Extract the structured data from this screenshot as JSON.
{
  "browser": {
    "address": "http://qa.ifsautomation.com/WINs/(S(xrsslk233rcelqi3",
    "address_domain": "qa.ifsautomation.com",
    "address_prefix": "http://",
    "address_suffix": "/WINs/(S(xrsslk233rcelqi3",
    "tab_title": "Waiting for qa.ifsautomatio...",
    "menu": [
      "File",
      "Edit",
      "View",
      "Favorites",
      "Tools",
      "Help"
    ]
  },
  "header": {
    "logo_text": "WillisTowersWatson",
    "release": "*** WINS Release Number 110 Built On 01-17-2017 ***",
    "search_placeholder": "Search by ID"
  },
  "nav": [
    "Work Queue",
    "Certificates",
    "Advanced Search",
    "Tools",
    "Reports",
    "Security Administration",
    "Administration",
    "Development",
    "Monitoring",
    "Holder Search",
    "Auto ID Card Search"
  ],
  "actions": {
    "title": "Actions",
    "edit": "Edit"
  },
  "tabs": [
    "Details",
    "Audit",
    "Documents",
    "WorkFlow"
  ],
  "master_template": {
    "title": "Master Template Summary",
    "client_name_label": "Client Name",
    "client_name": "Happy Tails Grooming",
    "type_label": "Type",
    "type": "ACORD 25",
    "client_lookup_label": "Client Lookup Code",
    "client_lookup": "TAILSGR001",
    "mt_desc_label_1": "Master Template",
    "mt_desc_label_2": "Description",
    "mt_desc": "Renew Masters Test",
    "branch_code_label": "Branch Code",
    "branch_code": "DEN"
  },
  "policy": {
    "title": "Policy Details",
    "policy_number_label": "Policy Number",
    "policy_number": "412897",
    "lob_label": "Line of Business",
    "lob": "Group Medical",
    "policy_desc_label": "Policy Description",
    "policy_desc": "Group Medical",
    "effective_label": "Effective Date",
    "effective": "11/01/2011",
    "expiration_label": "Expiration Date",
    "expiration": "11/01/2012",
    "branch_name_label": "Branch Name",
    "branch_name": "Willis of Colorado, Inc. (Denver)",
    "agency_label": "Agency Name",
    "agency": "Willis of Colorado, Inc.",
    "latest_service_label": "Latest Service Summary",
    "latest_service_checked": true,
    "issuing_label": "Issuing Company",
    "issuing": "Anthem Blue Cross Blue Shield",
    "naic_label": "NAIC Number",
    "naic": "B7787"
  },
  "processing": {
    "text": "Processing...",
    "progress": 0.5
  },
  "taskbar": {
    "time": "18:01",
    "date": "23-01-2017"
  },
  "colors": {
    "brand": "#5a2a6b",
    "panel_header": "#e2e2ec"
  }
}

◇ ◇ ◇ ◇ ◇

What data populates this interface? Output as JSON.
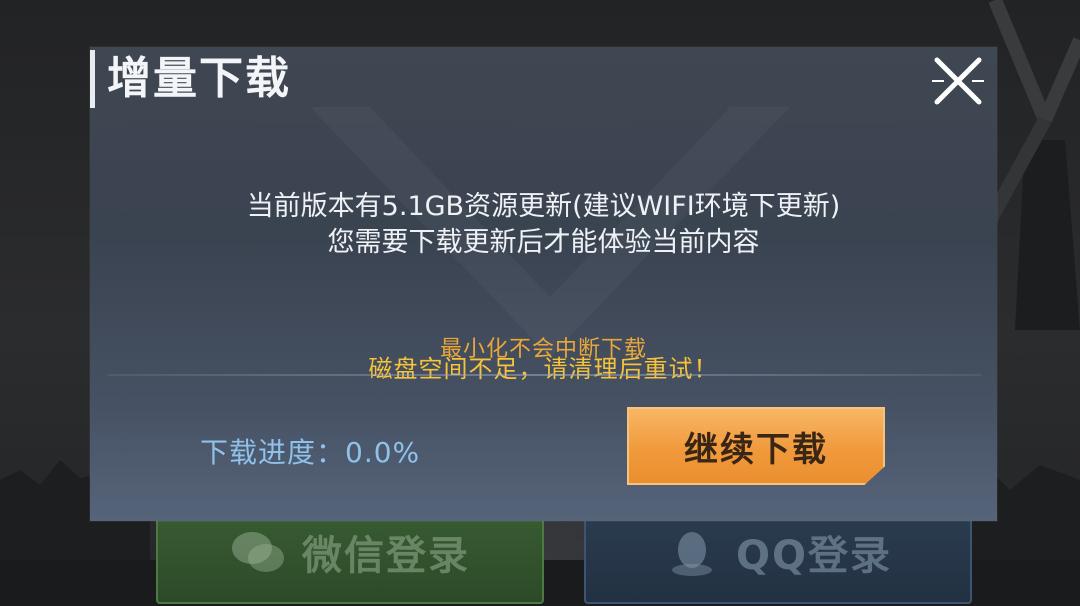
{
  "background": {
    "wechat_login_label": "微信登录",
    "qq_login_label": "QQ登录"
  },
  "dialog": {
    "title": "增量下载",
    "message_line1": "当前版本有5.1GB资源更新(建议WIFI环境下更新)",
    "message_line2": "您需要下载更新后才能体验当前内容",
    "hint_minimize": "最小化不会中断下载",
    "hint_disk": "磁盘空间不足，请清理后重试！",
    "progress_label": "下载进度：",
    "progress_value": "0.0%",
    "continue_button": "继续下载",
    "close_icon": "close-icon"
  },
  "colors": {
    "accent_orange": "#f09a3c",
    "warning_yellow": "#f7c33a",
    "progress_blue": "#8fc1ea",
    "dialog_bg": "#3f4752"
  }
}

◇ ◇ ◇ ◇ ◇

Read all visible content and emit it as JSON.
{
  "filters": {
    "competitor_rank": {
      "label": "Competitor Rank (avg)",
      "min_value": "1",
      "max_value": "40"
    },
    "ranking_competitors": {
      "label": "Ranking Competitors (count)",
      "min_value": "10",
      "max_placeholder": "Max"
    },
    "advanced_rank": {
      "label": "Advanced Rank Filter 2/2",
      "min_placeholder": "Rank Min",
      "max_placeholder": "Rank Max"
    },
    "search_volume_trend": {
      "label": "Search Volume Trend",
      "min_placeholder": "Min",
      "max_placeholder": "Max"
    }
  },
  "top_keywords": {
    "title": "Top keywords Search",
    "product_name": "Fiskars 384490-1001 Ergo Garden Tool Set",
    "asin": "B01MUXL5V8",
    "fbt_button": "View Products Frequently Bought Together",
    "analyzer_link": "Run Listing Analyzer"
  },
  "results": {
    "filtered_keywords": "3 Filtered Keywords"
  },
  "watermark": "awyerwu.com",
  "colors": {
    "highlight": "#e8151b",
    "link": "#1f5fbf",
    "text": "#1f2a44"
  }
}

◇ ◇ ◇ ◇ ◇

**YOUR INSTRUCTIONS**
Report only how many lines in the records contain the word "http".

**SOLUTION TO THIS TASK**
2